Data extract
((
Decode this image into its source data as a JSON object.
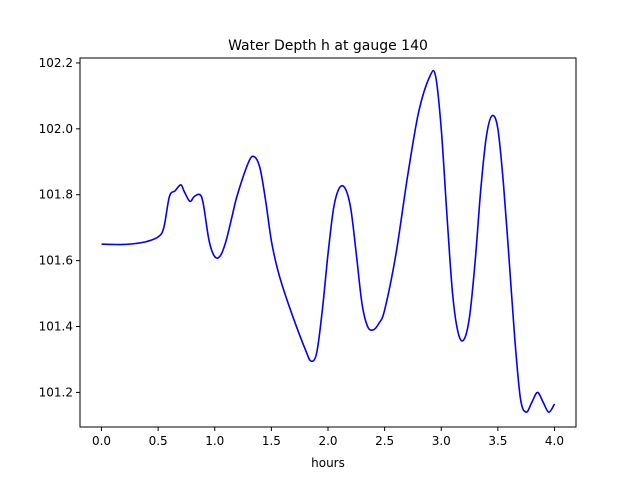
{
  "chart_data": {
    "type": "line",
    "title": "Water Depth h at gauge 140",
    "xlabel": "hours",
    "ylabel": "",
    "xlim": [
      -0.19,
      4.19
    ],
    "ylim": [
      101.095,
      102.215
    ],
    "xticks": [
      0.0,
      0.5,
      1.0,
      1.5,
      2.0,
      2.5,
      3.0,
      3.5,
      4.0
    ],
    "xtick_labels": [
      "0.0",
      "0.5",
      "1.0",
      "1.5",
      "2.0",
      "2.5",
      "3.0",
      "3.5",
      "4.0"
    ],
    "yticks": [
      101.2,
      101.4,
      101.6,
      101.8,
      102.0,
      102.2
    ],
    "ytick_labels": [
      "101.2",
      "101.4",
      "101.6",
      "101.8",
      "102.0",
      "102.2"
    ],
    "grid": false,
    "series": [
      {
        "color": "#0000ff",
        "x": [
          0.0,
          0.1,
          0.2,
          0.3,
          0.4,
          0.5,
          0.55,
          0.6,
          0.65,
          0.7,
          0.73,
          0.78,
          0.82,
          0.87,
          0.9,
          0.95,
          1.0,
          1.05,
          1.1,
          1.15,
          1.2,
          1.3,
          1.35,
          1.4,
          1.45,
          1.5,
          1.55,
          1.6,
          1.7,
          1.8,
          1.85,
          1.9,
          1.95,
          2.0,
          2.05,
          2.1,
          2.15,
          2.2,
          2.25,
          2.3,
          2.35,
          2.4,
          2.45,
          2.5,
          2.6,
          2.7,
          2.8,
          2.9,
          2.95,
          3.0,
          3.05,
          3.1,
          3.15,
          3.2,
          3.25,
          3.3,
          3.35,
          3.4,
          3.45,
          3.5,
          3.55,
          3.6,
          3.65,
          3.7,
          3.75,
          3.8,
          3.85,
          3.9,
          3.95,
          4.0
        ],
        "y": [
          101.65,
          101.649,
          101.649,
          101.652,
          101.658,
          101.672,
          101.7,
          101.795,
          101.812,
          101.83,
          101.81,
          101.78,
          101.795,
          101.8,
          101.77,
          101.66,
          101.612,
          101.615,
          101.66,
          101.73,
          101.8,
          101.9,
          101.915,
          101.88,
          101.78,
          101.66,
          101.58,
          101.52,
          101.42,
          101.33,
          101.295,
          101.32,
          101.45,
          101.62,
          101.76,
          101.82,
          101.82,
          101.76,
          101.62,
          101.47,
          101.4,
          101.39,
          101.41,
          101.45,
          101.62,
          101.85,
          102.05,
          102.16,
          102.16,
          102.0,
          101.74,
          101.5,
          101.38,
          101.36,
          101.43,
          101.6,
          101.82,
          101.98,
          102.04,
          102.0,
          101.83,
          101.6,
          101.36,
          101.18,
          101.14,
          101.17,
          101.2,
          101.17,
          101.14,
          101.165
        ]
      }
    ]
  }
}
))
Aim of the task
Write out all the entries again, word for word, and print no images.

Finished task
Decode this image into its source data as a JSON object.
{
  "chart_data": {
    "type": "line",
    "title": "Water Depth h at gauge 140",
    "xlabel": "hours",
    "ylabel": "",
    "xlim": [
      -0.19,
      4.19
    ],
    "ylim": [
      101.095,
      102.215
    ],
    "xticks": [
      0.0,
      0.5,
      1.0,
      1.5,
      2.0,
      2.5,
      3.0,
      3.5,
      4.0
    ],
    "xtick_labels": [
      "0.0",
      "0.5",
      "1.0",
      "1.5",
      "2.0",
      "2.5",
      "3.0",
      "3.5",
      "4.0"
    ],
    "yticks": [
      101.2,
      101.4,
      101.6,
      101.8,
      102.0,
      102.2
    ],
    "ytick_labels": [
      "101.2",
      "101.4",
      "101.6",
      "101.8",
      "102.0",
      "102.2"
    ],
    "grid": false,
    "series": [
      {
        "color": "#0000ff",
        "x": [
          0.0,
          0.1,
          0.2,
          0.3,
          0.4,
          0.5,
          0.55,
          0.6,
          0.65,
          0.7,
          0.73,
          0.78,
          0.82,
          0.87,
          0.9,
          0.95,
          1.0,
          1.05,
          1.1,
          1.15,
          1.2,
          1.3,
          1.35,
          1.4,
          1.45,
          1.5,
          1.55,
          1.6,
          1.7,
          1.8,
          1.85,
          1.9,
          1.95,
          2.0,
          2.05,
          2.1,
          2.15,
          2.2,
          2.25,
          2.3,
          2.35,
          2.4,
          2.45,
          2.5,
          2.6,
          2.7,
          2.8,
          2.9,
          2.95,
          3.0,
          3.05,
          3.1,
          3.15,
          3.2,
          3.25,
          3.3,
          3.35,
          3.4,
          3.45,
          3.5,
          3.55,
          3.6,
          3.65,
          3.7,
          3.75,
          3.8,
          3.85,
          3.9,
          3.95,
          4.0
        ],
        "y": [
          101.65,
          101.649,
          101.649,
          101.652,
          101.658,
          101.672,
          101.7,
          101.795,
          101.812,
          101.83,
          101.81,
          101.78,
          101.795,
          101.8,
          101.77,
          101.66,
          101.612,
          101.615,
          101.66,
          101.73,
          101.8,
          101.9,
          101.915,
          101.88,
          101.78,
          101.66,
          101.58,
          101.52,
          101.42,
          101.33,
          101.295,
          101.32,
          101.45,
          101.62,
          101.76,
          101.82,
          101.82,
          101.76,
          101.62,
          101.47,
          101.4,
          101.39,
          101.41,
          101.45,
          101.62,
          101.85,
          102.05,
          102.16,
          102.16,
          102.0,
          101.74,
          101.5,
          101.38,
          101.36,
          101.43,
          101.6,
          101.82,
          101.98,
          102.04,
          102.0,
          101.83,
          101.6,
          101.36,
          101.18,
          101.14,
          101.17,
          101.2,
          101.17,
          101.14,
          101.165
        ]
      }
    ]
  }
}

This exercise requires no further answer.